═══ LESETEXT

Nora Bossong. Rotlicht.

Es ist schon einige Wochen her, seitdem ich Nora Bossongs Essays aus dem Sexgewerbe gelesen habe. Sie wirkten so stark nach, dass es mir zunächst schwerfiel, über sie zu schreiben. Vielleicht lag das an der Intensität, mit der die LeserInnen eintauchen in eine Welt, die in ihrer brutalen Trostlosigkeit nah und fern zugleich, eine Faszination ausstrahlt, der man sich im selben Moment abgestoßen entziehen möchte.

Nora Bossong macht sich in „Rotlicht“ auf den Weg, die geheimnisvollen Eindrücke ihrer Kindheit zu enträtseln, und öffnet die für die Heranwachsende damals noch verschlossenen „rotlackierten Türen“, deren Räume dahinter Befriedigung und Lust versprechen.

══════
═══ DATENZEILEN

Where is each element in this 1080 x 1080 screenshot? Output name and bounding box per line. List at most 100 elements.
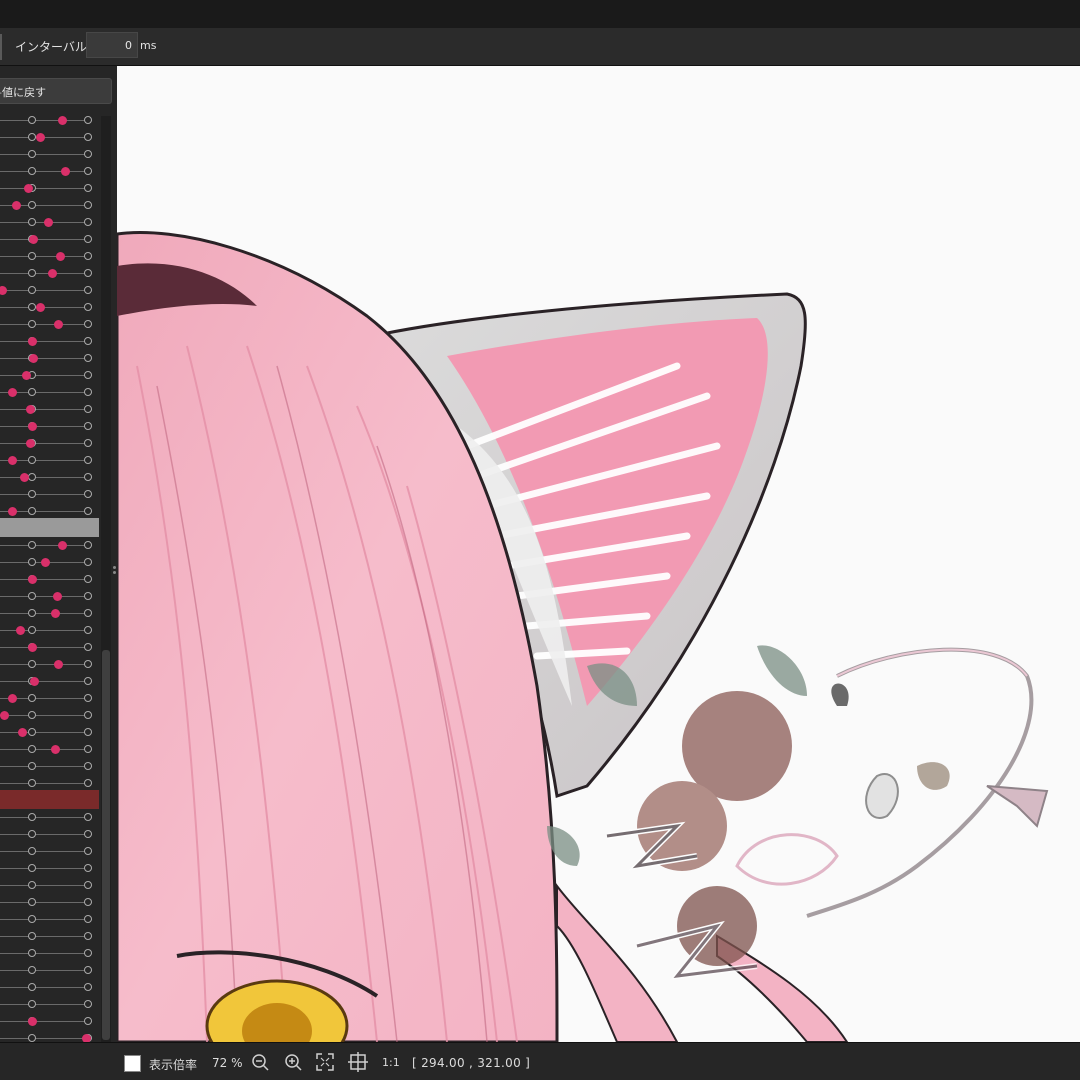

══════
═══ DATENZEILEN

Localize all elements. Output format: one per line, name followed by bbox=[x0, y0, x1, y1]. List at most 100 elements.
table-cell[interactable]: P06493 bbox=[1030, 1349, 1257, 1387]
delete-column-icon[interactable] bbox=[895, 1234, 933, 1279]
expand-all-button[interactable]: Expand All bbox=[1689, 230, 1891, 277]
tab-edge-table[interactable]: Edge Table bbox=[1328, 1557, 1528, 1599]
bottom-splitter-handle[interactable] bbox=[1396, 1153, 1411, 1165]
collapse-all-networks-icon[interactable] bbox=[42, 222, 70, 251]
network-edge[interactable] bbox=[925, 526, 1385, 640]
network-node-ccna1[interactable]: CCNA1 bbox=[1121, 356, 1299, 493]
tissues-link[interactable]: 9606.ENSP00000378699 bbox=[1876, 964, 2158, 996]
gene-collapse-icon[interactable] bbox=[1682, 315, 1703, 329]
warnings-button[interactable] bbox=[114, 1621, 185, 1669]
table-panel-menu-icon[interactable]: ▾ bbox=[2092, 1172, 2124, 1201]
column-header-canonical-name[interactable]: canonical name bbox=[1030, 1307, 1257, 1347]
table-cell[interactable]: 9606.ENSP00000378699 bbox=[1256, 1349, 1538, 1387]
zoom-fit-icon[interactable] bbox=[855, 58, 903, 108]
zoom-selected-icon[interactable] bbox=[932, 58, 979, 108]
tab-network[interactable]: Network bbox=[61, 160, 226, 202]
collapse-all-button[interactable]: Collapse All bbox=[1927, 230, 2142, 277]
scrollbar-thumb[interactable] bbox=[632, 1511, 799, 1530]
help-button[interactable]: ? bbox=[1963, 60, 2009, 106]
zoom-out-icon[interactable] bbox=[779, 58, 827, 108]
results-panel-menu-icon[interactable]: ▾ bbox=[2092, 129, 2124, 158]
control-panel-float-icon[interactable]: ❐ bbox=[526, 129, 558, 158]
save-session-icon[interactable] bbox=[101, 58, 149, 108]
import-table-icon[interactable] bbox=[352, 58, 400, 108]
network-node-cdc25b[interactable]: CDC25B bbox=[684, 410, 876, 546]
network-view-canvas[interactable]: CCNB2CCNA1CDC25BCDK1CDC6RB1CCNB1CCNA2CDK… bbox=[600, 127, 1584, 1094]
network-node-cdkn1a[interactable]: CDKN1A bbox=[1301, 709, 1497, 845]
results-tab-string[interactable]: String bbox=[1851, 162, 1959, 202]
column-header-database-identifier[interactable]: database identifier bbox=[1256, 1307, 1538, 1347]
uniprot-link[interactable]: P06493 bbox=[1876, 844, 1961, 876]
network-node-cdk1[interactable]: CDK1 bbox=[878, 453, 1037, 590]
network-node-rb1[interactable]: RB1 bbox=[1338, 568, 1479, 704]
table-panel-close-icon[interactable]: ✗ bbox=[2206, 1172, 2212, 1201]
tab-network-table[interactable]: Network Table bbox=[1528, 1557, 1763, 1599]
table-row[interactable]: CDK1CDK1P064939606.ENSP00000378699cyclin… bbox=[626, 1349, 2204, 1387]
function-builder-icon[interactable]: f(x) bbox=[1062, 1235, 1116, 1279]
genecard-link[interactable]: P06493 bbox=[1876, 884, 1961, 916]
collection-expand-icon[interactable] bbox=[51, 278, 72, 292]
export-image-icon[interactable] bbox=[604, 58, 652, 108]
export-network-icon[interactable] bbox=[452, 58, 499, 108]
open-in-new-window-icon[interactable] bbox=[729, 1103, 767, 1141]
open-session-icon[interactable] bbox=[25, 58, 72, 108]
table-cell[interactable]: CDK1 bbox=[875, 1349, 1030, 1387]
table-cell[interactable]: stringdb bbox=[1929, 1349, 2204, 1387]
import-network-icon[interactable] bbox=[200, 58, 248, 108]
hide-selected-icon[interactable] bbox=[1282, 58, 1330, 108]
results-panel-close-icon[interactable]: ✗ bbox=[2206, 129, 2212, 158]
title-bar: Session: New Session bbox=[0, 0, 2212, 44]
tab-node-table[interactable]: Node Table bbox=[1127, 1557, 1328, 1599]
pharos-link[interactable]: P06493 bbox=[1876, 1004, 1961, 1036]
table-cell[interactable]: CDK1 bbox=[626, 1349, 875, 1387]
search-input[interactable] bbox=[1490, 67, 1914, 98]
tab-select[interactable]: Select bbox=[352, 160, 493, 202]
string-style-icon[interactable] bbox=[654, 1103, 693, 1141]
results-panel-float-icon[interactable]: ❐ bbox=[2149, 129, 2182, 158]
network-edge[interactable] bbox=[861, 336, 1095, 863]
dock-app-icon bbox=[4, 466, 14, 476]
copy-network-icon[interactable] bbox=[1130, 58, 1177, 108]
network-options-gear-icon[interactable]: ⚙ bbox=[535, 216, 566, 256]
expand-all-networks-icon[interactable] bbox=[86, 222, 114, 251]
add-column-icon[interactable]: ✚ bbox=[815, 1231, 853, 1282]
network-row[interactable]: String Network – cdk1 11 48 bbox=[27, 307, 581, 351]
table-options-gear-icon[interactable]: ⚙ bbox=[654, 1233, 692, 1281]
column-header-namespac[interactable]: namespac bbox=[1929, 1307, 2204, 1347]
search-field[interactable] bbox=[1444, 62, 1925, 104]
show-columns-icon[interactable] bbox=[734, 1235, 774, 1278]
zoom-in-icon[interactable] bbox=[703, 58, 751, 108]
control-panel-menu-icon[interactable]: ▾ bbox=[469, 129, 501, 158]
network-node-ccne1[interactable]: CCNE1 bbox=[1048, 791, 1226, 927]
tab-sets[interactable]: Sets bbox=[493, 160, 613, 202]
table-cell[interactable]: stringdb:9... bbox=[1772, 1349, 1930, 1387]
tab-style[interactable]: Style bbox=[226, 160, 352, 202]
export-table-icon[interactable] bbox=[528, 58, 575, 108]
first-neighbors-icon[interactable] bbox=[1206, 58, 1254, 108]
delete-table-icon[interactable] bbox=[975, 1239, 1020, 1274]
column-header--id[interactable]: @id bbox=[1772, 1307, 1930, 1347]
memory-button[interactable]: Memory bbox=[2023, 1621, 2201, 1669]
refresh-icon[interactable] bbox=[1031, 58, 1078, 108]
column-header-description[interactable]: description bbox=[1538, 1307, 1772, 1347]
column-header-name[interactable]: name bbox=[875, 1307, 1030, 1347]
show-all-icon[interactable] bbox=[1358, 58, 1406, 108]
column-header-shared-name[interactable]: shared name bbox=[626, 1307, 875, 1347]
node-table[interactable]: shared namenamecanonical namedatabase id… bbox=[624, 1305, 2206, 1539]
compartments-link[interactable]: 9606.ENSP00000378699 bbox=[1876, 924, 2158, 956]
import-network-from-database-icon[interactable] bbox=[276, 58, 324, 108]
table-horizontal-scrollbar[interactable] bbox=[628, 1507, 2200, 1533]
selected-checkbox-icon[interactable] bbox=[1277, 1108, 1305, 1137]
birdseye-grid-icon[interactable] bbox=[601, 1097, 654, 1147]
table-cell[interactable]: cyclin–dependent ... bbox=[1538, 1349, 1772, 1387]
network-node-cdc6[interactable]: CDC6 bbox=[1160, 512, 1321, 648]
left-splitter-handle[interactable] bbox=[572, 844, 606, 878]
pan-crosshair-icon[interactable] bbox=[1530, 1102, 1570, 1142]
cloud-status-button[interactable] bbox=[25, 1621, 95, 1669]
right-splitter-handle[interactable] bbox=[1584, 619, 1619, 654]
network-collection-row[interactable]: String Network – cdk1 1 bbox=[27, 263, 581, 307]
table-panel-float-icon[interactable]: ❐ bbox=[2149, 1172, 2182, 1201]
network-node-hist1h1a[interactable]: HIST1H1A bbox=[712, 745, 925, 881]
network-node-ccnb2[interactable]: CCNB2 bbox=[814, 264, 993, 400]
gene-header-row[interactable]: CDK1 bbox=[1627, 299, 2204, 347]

══════

» BITTE BEARBEITEN
a) Beantworte drei kurze Fragen zum Lesetext, jede in einer eigenen Zeile:
(i) Wie lange ist es her, dass die Essays gelesen wurden?
(ii) Aus welchem Bereich stammen Nora Bossongs Essays?
(iii) Welche Türen öffnet Nora Bossong in „Rotlicht“?
b) Bring die Datenzeilen von der Zeile mit „Localize all elements.“ bis zur Zeile mit „expand-all-button[interactable]: Expand All“ (beide eingeschlossen) in eine CSV mit den zwei Spalten aufgabe und antwort. Jede Aufgabe bekommt eine Zeile mit ihrem Text und ihrer Antwort, jedes Feld steht in Anführungszeichen, und Zeilenumbrüche werden zu Leerzeichen.

» LÖSUNGEN
a)
(i) Einige Wochen.
(ii) Aus dem Sexgewerbe.
(iii) Die „rotlackierten Türen“, die für sie als Heranwachsende damals noch verschlossen waren.

b)
aufgabe,antwort
"Localize all elements. Output format: one per line, name followed by bbox=[x0, y0, x1, y1]. List at most 100 elements.","table-cell[interactable]: P06493 bbox=[1030, 1349, 1257, 1387] delete-column-icon[interactable] bbox=[895, 1234, 933, 1279] expand-all-button[interactable]: Expand All bbox=[1689, 230, 1891, 277]"